---------- Data for this exercise

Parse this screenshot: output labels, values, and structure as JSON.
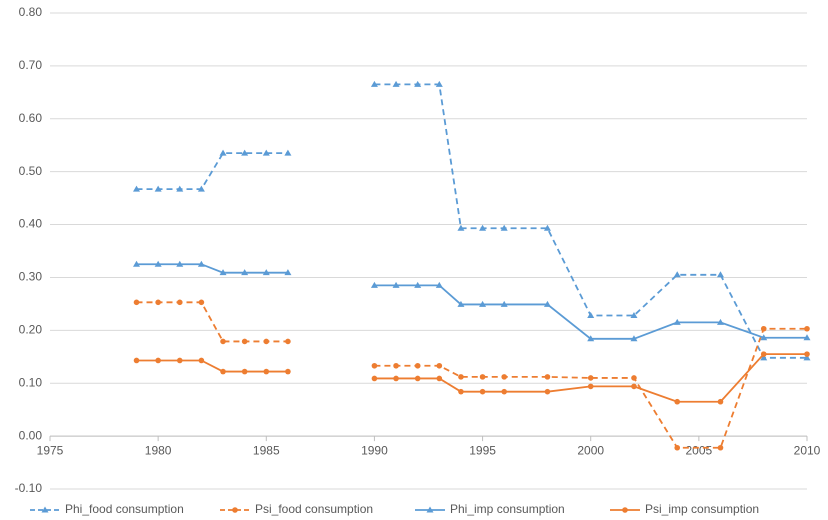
{
  "chart_data": {
    "type": "line",
    "x": [
      1979,
      1980,
      1981,
      1982,
      1983,
      1984,
      1985,
      1986,
      1987,
      1990,
      1991,
      1992,
      1993,
      1994,
      1995,
      1996,
      1998,
      2000,
      2002,
      2004,
      2006,
      2008,
      2010
    ],
    "series": [
      {
        "name": "Phi_food consumption",
        "color": "#5b9bd5",
        "dash": true,
        "marker": "triangle",
        "values": [
          0.467,
          0.467,
          0.467,
          0.467,
          0.535,
          0.535,
          0.535,
          0.535,
          null,
          0.665,
          0.665,
          0.665,
          0.665,
          0.393,
          0.393,
          0.393,
          0.393,
          0.228,
          0.228,
          0.305,
          0.305,
          0.148,
          0.148
        ]
      },
      {
        "name": "Psi_food consumption",
        "color": "#ed7d31",
        "dash": true,
        "marker": "circle",
        "values": [
          0.253,
          0.253,
          0.253,
          0.253,
          0.179,
          0.179,
          0.179,
          0.179,
          null,
          0.133,
          0.133,
          0.133,
          0.133,
          0.112,
          0.112,
          0.112,
          0.112,
          0.11,
          0.11,
          -0.022,
          -0.022,
          0.203,
          0.203
        ]
      },
      {
        "name": "Phi_imp consumption",
        "color": "#5b9bd5",
        "dash": false,
        "marker": "triangle",
        "values": [
          0.325,
          0.325,
          0.325,
          0.325,
          0.309,
          0.309,
          0.309,
          0.309,
          null,
          0.285,
          0.285,
          0.285,
          0.285,
          0.249,
          0.249,
          0.249,
          0.249,
          0.184,
          0.184,
          0.215,
          0.215,
          0.186,
          0.186
        ]
      },
      {
        "name": "Psi_imp consumption",
        "color": "#ed7d31",
        "dash": false,
        "marker": "circle",
        "values": [
          0.143,
          0.143,
          0.143,
          0.143,
          0.122,
          0.122,
          0.122,
          0.122,
          null,
          0.109,
          0.109,
          0.109,
          0.109,
          0.084,
          0.084,
          0.084,
          0.084,
          0.094,
          0.094,
          0.065,
          0.065,
          0.155,
          0.155
        ]
      }
    ],
    "xlim": [
      1975,
      2010
    ],
    "xticks": [
      1975,
      1980,
      1985,
      1990,
      1995,
      2000,
      2005,
      2010
    ],
    "ylim": [
      -0.1,
      0.8
    ],
    "yticks": [
      {
        "value": -0.1,
        "label": "-0.10"
      },
      {
        "value": 0,
        "label": "0.00"
      },
      {
        "value": 0.1,
        "label": "0.10"
      },
      {
        "value": 0.2,
        "label": "0.20"
      },
      {
        "value": 0.3,
        "label": "0.30"
      },
      {
        "value": 0.4,
        "label": "0.40"
      },
      {
        "value": 0.5,
        "label": "0.50"
      },
      {
        "value": 0.6,
        "label": "0.60"
      },
      {
        "value": 0.7,
        "label": "0.70"
      },
      {
        "value": 0.8,
        "label": "0.80"
      }
    ],
    "grid": true,
    "legend": "bottom"
  }
}
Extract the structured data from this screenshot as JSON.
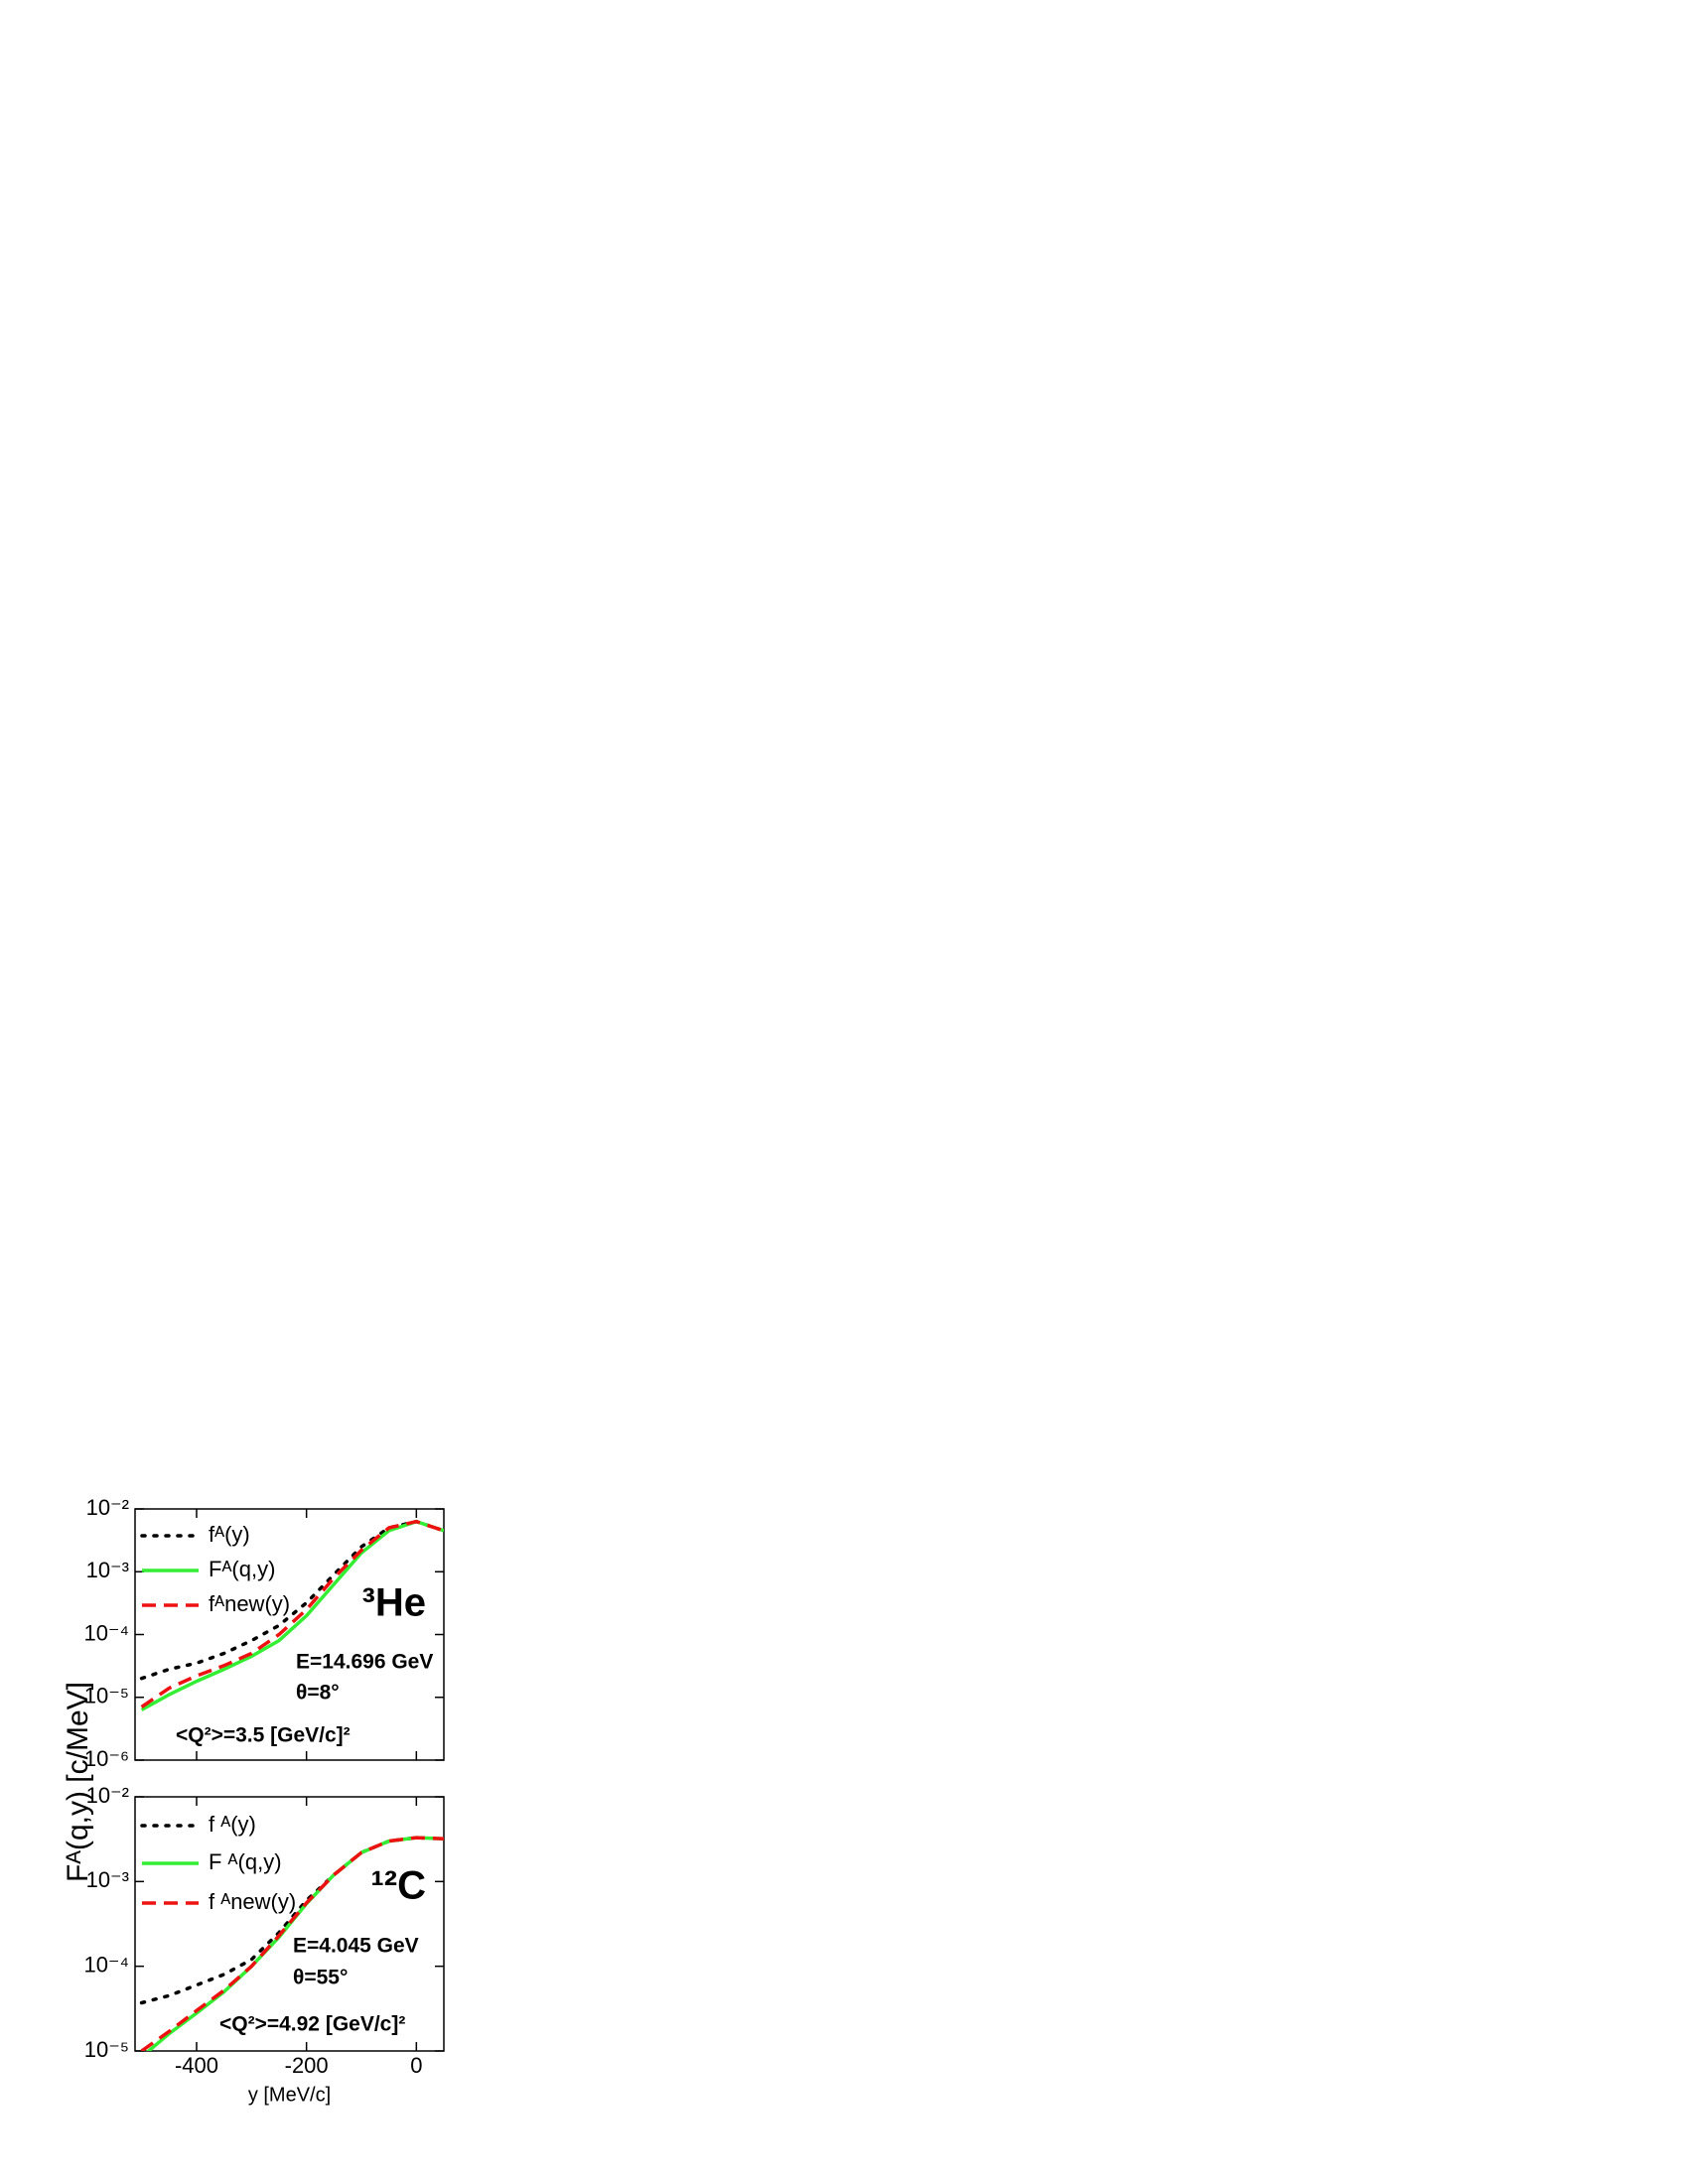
{
  "chart_data": [
    {
      "type": "line",
      "log_y": true,
      "x": [
        -500,
        -450,
        -400,
        -350,
        -300,
        -250,
        -200,
        -150,
        -100,
        -50,
        0,
        50
      ],
      "series": [
        {
          "name": "fᴬ(y)",
          "color": "#000000",
          "style": "dotted",
          "values": [
            2e-05,
            2.8e-05,
            3.5e-05,
            5e-05,
            8e-05,
            0.00014,
            0.00032,
            0.0009,
            0.0025,
            0.005,
            0.0063,
            0.0045
          ]
        },
        {
          "name": "Fᴬ(q,y)",
          "color": "#33ee33",
          "style": "solid",
          "values": [
            6.3e-06,
            1.1e-05,
            1.8e-05,
            2.8e-05,
            4.5e-05,
            8e-05,
            0.0002,
            0.00063,
            0.002,
            0.0045,
            0.0063,
            0.0045
          ]
        },
        {
          "name": "fᴬnew(y)",
          "color": "#ee1111",
          "style": "dashed",
          "values": [
            7e-06,
            1.4e-05,
            2.2e-05,
            3.2e-05,
            5e-05,
            0.0001,
            0.00025,
            0.0008,
            0.0022,
            0.005,
            0.0063,
            0.0045
          ]
        }
      ],
      "annotations": [
        "³He",
        "E=14.696 GeV",
        "θ=8°",
        "<Q²>=3.5 [GeV/c]²"
      ],
      "xlim": [
        -512,
        50
      ],
      "xticks": [
        -400,
        -200,
        0
      ],
      "ylim": [
        1e-06,
        0.01
      ],
      "yticks": [
        {
          "value": 1e-06,
          "label": "10⁻⁶"
        },
        {
          "value": 1e-05,
          "label": "10⁻⁵"
        },
        {
          "value": 0.0001,
          "label": "10⁻⁴"
        },
        {
          "value": 0.001,
          "label": "10⁻³"
        },
        {
          "value": 0.01,
          "label": "10⁻²"
        }
      ],
      "y_label": "Fᴬ(q,y) [c/MeV]"
    },
    {
      "type": "line",
      "log_y": true,
      "x": [
        -500,
        -450,
        -400,
        -350,
        -300,
        -250,
        -200,
        -150,
        -100,
        -50,
        0,
        50
      ],
      "series": [
        {
          "name": "f ᴬ(y)",
          "color": "#000000",
          "style": "dotted",
          "values": [
            3.7e-05,
            4.5e-05,
            6e-05,
            8e-05,
            0.00012,
            0.00025,
            0.0006,
            0.0012,
            0.0022,
            0.003,
            0.0033,
            0.0032
          ]
        },
        {
          "name": "F ᴬ(q,y)",
          "color": "#33ee33",
          "style": "solid",
          "values": [
            8.5e-06,
            1.6e-05,
            2.8e-05,
            5e-05,
            0.0001,
            0.00022,
            0.00055,
            0.0012,
            0.0022,
            0.003,
            0.0033,
            0.0032
          ]
        },
        {
          "name": "f ᴬnew(y)",
          "color": "#ee1111",
          "style": "dashed",
          "values": [
            1e-05,
            1.7e-05,
            3e-05,
            5.2e-05,
            0.0001,
            0.00023,
            0.00056,
            0.0012,
            0.0022,
            0.003,
            0.0033,
            0.0032
          ]
        }
      ],
      "annotations": [
        "¹²C",
        "E=4.045 GeV",
        "θ=55°",
        "<Q²>=4.92 [GeV/c]²"
      ],
      "xlim": [
        -512,
        50
      ],
      "xticks": [
        -400,
        -200,
        0
      ],
      "ylim": [
        1e-05,
        0.01
      ],
      "yticks": [
        {
          "value": 1e-05,
          "label": "10⁻⁵"
        },
        {
          "value": 0.0001,
          "label": "10⁻⁴"
        },
        {
          "value": 0.001,
          "label": "10⁻³"
        },
        {
          "value": 0.01,
          "label": "10⁻²"
        }
      ],
      "x_label": "y [MeV/c]"
    }
  ]
}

--------------------

- [Short problem]:
Leave out all images, then reproduce the entries above exactly.

- [Solution to this task]:
Parse this screenshot: output labels, values, and structure as JSON.
{
  "chart_data": {
    "type": "line",
    "x": [
      1979,
      1980,
      1981,
      1982,
      1983,
      1984,
      1985,
      1986,
      1987,
      1990,
      1991,
      1992,
      1993,
      1994,
      1995,
      1996,
      1998,
      2000,
      2002,
      2004,
      2006,
      2008,
      2010
    ],
    "series": [
      {
        "name": "Phi_food consumption",
        "color": "#5b9bd5",
        "dash": true,
        "marker": "triangle",
        "values": [
          0.467,
          0.467,
          0.467,
          0.467,
          0.535,
          0.535,
          0.535,
          0.535,
          null,
          0.665,
          0.665,
          0.665,
          0.665,
          0.393,
          0.393,
          0.393,
          0.393,
          0.228,
          0.228,
          0.305,
          0.305,
          0.148,
          0.148
        ]
      },
      {
        "name": "Psi_food consumption",
        "color": "#ed7d31",
        "dash": true,
        "marker": "circle",
        "values": [
          0.253,
          0.253,
          0.253,
          0.253,
          0.179,
          0.179,
          0.179,
          0.179,
          null,
          0.133,
          0.133,
          0.133,
          0.133,
          0.112,
          0.112,
          0.112,
          0.112,
          0.11,
          0.11,
          -0.022,
          -0.022,
          0.203,
          0.203
        ]
      },
      {
        "name": "Phi_imp consumption",
        "color": "#5b9bd5",
        "dash": false,
        "marker": "triangle",
        "values": [
          0.325,
          0.325,
          0.325,
          0.325,
          0.309,
          0.309,
          0.309,
          0.309,
          null,
          0.285,
          0.285,
          0.285,
          0.285,
          0.249,
          0.249,
          0.249,
          0.249,
          0.184,
          0.184,
          0.215,
          0.215,
          0.186,
          0.186
        ]
      },
      {
        "name": "Psi_imp consumption",
        "color": "#ed7d31",
        "dash": false,
        "marker": "circle",
        "values": [
          0.143,
          0.143,
          0.143,
          0.143,
          0.122,
          0.122,
          0.122,
          0.122,
          null,
          0.109,
          0.109,
          0.109,
          0.109,
          0.084,
          0.084,
          0.084,
          0.084,
          0.094,
          0.094,
          0.065,
          0.065,
          0.155,
          0.155
        ]
      }
    ],
    "xlim": [
      1975,
      2010
    ],
    "xticks": [
      1975,
      1980,
      1985,
      1990,
      1995,
      2000,
      2005,
      2010
    ],
    "ylim": [
      -0.1,
      0.8
    ],
    "yticks": [
      {
        "value": -0.1,
        "label": "-0.10"
      },
      {
        "value": 0,
        "label": "0.00"
      },
      {
        "value": 0.1,
        "label": "0.10"
      },
      {
        "value": 0.2,
        "label": "0.20"
      },
      {
        "value": 0.3,
        "label": "0.30"
      },
      {
        "value": 0.4,
        "label": "0.40"
      },
      {
        "value": 0.5,
        "label": "0.50"
      },
      {
        "value": 0.6,
        "label": "0.60"
      },
      {
        "value": 0.7,
        "label": "0.70"
      },
      {
        "value": 0.8,
        "label": "0.80"
      }
    ],
    "grid": true,
    "legend": "bottom"
  }
}
Extract the structured data from this screenshot as JSON.
{
  "chart_data": [
    {
      "type": "line",
      "log_y": true,
      "x": [
        -500,
        -450,
        -400,
        -350,
        -300,
        -250,
        -200,
        -150,
        -100,
        -50,
        0,
        50
      ],
      "series": [
        {
          "name": "fᴬ(y)",
          "color": "#000000",
          "style": "dotted",
          "values": [
            2e-05,
            2.8e-05,
            3.5e-05,
            5e-05,
            8e-05,
            0.00014,
            0.00032,
            0.0009,
            0.0025,
            0.005,
            0.0063,
            0.0045
          ]
        },
        {
          "name": "Fᴬ(q,y)",
          "color": "#33ee33",
          "style": "solid",
          "values": [
            6.3e-06,
            1.1e-05,
            1.8e-05,
            2.8e-05,
            4.5e-05,
            8e-05,
            0.0002,
            0.00063,
            0.002,
            0.0045,
            0.0063,
            0.0045
          ]
        },
        {
          "name": "fᴬnew(y)",
          "color": "#ee1111",
          "style": "dashed",
          "values": [
            7e-06,
            1.4e-05,
            2.2e-05,
            3.2e-05,
            5e-05,
            0.0001,
            0.00025,
            0.0008,
            0.0022,
            0.005,
            0.0063,
            0.0045
          ]
        }
      ],
      "annotations": [
        "³He",
        "E=14.696 GeV",
        "θ=8°",
        "<Q²>=3.5 [GeV/c]²"
      ],
      "xlim": [
        -512,
        50
      ],
      "xticks": [
        -400,
        -200,
        0
      ],
      "ylim": [
        1e-06,
        0.01
      ],
      "yticks": [
        {
          "value": 1e-06,
          "label": "10⁻⁶"
        },
        {
          "value": 1e-05,
          "label": "10⁻⁵"
        },
        {
          "value": 0.0001,
          "label": "10⁻⁴"
        },
        {
          "value": 0.001,
          "label": "10⁻³"
        },
        {
          "value": 0.01,
          "label": "10⁻²"
        }
      ],
      "y_label": "Fᴬ(q,y) [c/MeV]"
    },
    {
      "type": "line",
      "log_y": true,
      "x": [
        -500,
        -450,
        -400,
        -350,
        -300,
        -250,
        -200,
        -150,
        -100,
        -50,
        0,
        50
      ],
      "series": [
        {
          "name": "f ᴬ(y)",
          "color": "#000000",
          "style": "dotted",
          "values": [
            3.7e-05,
            4.5e-05,
            6e-05,
            8e-05,
            0.00012,
            0.00025,
            0.0006,
            0.0012,
            0.0022,
            0.003,
            0.0033,
            0.0032
          ]
        },
        {
          "name": "F ᴬ(q,y)",
          "color": "#33ee33",
          "style": "solid",
          "values": [
            8.5e-06,
            1.6e-05,
            2.8e-05,
            5e-05,
            0.0001,
            0.00022,
            0.00055,
            0.0012,
            0.0022,
            0.003,
            0.0033,
            0.0032
          ]
        },
        {
          "name": "f ᴬnew(y)",
          "color": "#ee1111",
          "style": "dashed",
          "values": [
            1e-05,
            1.7e-05,
            3e-05,
            5.2e-05,
            0.0001,
            0.00023,
            0.00056,
            0.0012,
            0.0022,
            0.003,
            0.0033,
            0.0032
          ]
        }
      ],
      "annotations": [
        "¹²C",
        "E=4.045 GeV",
        "θ=55°",
        "<Q²>=4.92 [GeV/c]²"
      ],
      "xlim": [
        -512,
        50
      ],
      "xticks": [
        -400,
        -200,
        0
      ],
      "ylim": [
        1e-05,
        0.01
      ],
      "yticks": [
        {
          "value": 1e-05,
          "label": "10⁻⁵"
        },
        {
          "value": 0.0001,
          "label": "10⁻⁴"
        },
        {
          "value": 0.001,
          "label": "10⁻³"
        },
        {
          "value": 0.01,
          "label": "10⁻²"
        }
      ],
      "x_label": "y [MeV/c]"
    }
  ]
}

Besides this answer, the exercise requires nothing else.